_WHAT THIS TASK INVOLVES_
Set down the data below without change, skipping the pictures it holds.

_DATASET RECORDS_
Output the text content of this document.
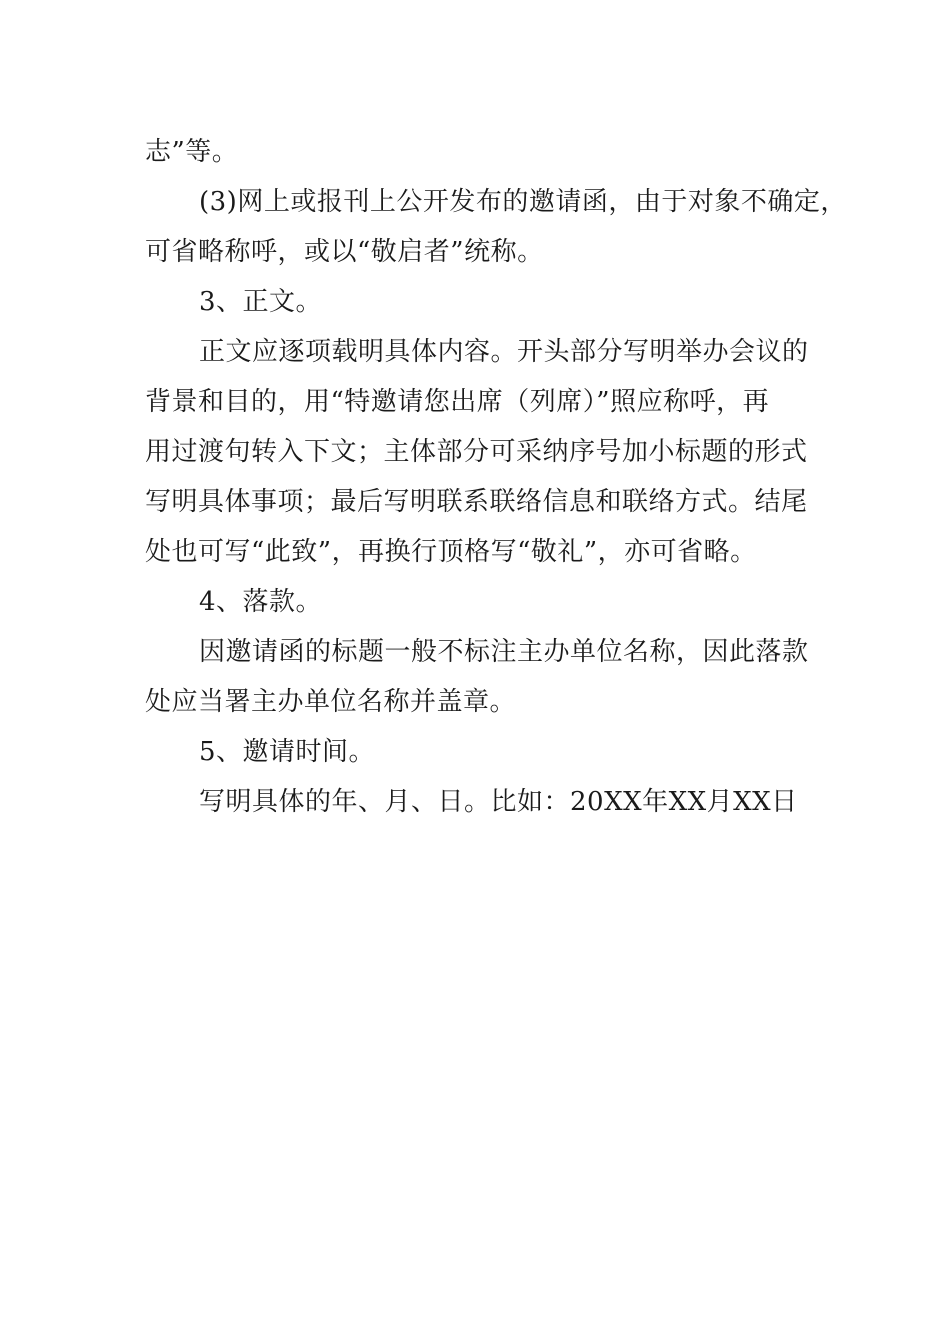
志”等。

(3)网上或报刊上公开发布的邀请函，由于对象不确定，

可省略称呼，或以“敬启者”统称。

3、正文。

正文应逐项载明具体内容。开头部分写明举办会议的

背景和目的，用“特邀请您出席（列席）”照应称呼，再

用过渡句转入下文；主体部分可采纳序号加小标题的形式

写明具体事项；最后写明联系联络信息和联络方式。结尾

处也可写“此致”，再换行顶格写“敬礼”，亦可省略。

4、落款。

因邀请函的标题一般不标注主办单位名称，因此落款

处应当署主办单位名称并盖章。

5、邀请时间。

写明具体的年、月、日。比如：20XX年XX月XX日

_RESPONSE TO THE EXERCISE_
Output the text content of this document.
志”等。

(3)网上或报刊上公开发布的邀请函，由于对象不确定，

可省略称呼，或以“敬启者”统称。

3、正文。

正文应逐项载明具体内容。开头部分写明举办会议的

背景和目的，用“特邀请您出席（列席）”照应称呼，再

用过渡句转入下文；主体部分可采纳序号加小标题的形式

写明具体事项；最后写明联系联络信息和联络方式。结尾

处也可写“此致”，再换行顶格写“敬礼”，亦可省略。

4、落款。

因邀请函的标题一般不标注主办单位名称，因此落款

处应当署主办单位名称并盖章。

5、邀请时间。

写明具体的年、月、日。比如：20XX年XX月XX日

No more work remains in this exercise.